* Begin Supplied records *

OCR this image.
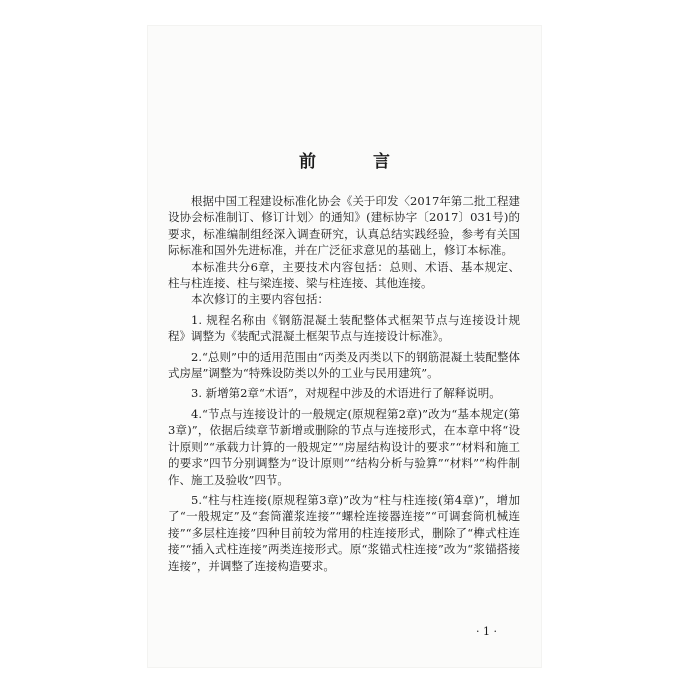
前　言

根据中国工程建设标准化协会《关于印发〈2017年第二批工程建设协会标准制订、修订计划〉的通知》(建标协字〔2017〕031号)的要求，标准编制组经深入调查研究，认真总结实践经验，参考有关国际标准和国外先进标准，并在广泛征求意见的基础上，修订本标准。

本标准共分6章，主要技术内容包括：总则、术语、基本规定、柱与柱连接、柱与梁连接、梁与柱连接、其他连接。

本次修订的主要内容包括：

1. 规程名称由《钢筋混凝土装配整体式框架节点与连接设计规程》调整为《装配式混凝土框架节点与连接设计标准》。

2.“总则”中的适用范围由“丙类及丙类以下的钢筋混凝土装配整体式房屋”调整为“特殊设防类以外的工业与民用建筑”。

3. 新增第2章“术语”，对规程中涉及的术语进行了解释说明。

4.“节点与连接设计的一般规定(原规程第2章)”改为“基本规定(第3章)”，依据后续章节新增或删除的节点与连接形式，在本章中将“设计原则”“承载力计算的一般规定”“房屋结构设计的要求”“材料和施工的要求”四节分别调整为“设计原则”“结构分析与验算”“材料”“构件制作、施工及验收”四节。

5.“柱与柱连接(原规程第3章)”改为“柱与柱连接(第4章)”，增加了“一般规定”及“套筒灌浆连接”“螺栓连接器连接”“可调套筒机械连接”“多层柱连接”四种目前较为常用的柱连接形式，删除了“榫式柱连接”“插入式柱连接”两类连接形式。原“浆锚式柱连接”改为“浆锚搭接连接”，并调整了连接构造要求。

· 1 ·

* End Supplied records *

◆ **Task directions**
From the listing, extract all text exactly as given and drop any picture.

◆ **Written solution**
OCR this image.
前　言

根据中国工程建设标准化协会《关于印发〈2017年第二批工程建设协会标准制订、修订计划〉的通知》(建标协字〔2017〕031号)的要求，标准编制组经深入调查研究，认真总结实践经验，参考有关国际标准和国外先进标准，并在广泛征求意见的基础上，修订本标准。

本标准共分6章，主要技术内容包括：总则、术语、基本规定、柱与柱连接、柱与梁连接、梁与柱连接、其他连接。

本次修订的主要内容包括：

1. 规程名称由《钢筋混凝土装配整体式框架节点与连接设计规程》调整为《装配式混凝土框架节点与连接设计标准》。

2.“总则”中的适用范围由“丙类及丙类以下的钢筋混凝土装配整体式房屋”调整为“特殊设防类以外的工业与民用建筑”。

3. 新增第2章“术语”，对规程中涉及的术语进行了解释说明。

4.“节点与连接设计的一般规定(原规程第2章)”改为“基本规定(第3章)”，依据后续章节新增或删除的节点与连接形式，在本章中将“设计原则”“承载力计算的一般规定”“房屋结构设计的要求”“材料和施工的要求”四节分别调整为“设计原则”“结构分析与验算”“材料”“构件制作、施工及验收”四节。

5.“柱与柱连接(原规程第3章)”改为“柱与柱连接(第4章)”，增加了“一般规定”及“套筒灌浆连接”“螺栓连接器连接”“可调套筒机械连接”“多层柱连接”四种目前较为常用的柱连接形式，删除了“榫式柱连接”“插入式柱连接”两类连接形式。原“浆锚式柱连接”改为“浆锚搭接连接”，并调整了连接构造要求。

· 1 ·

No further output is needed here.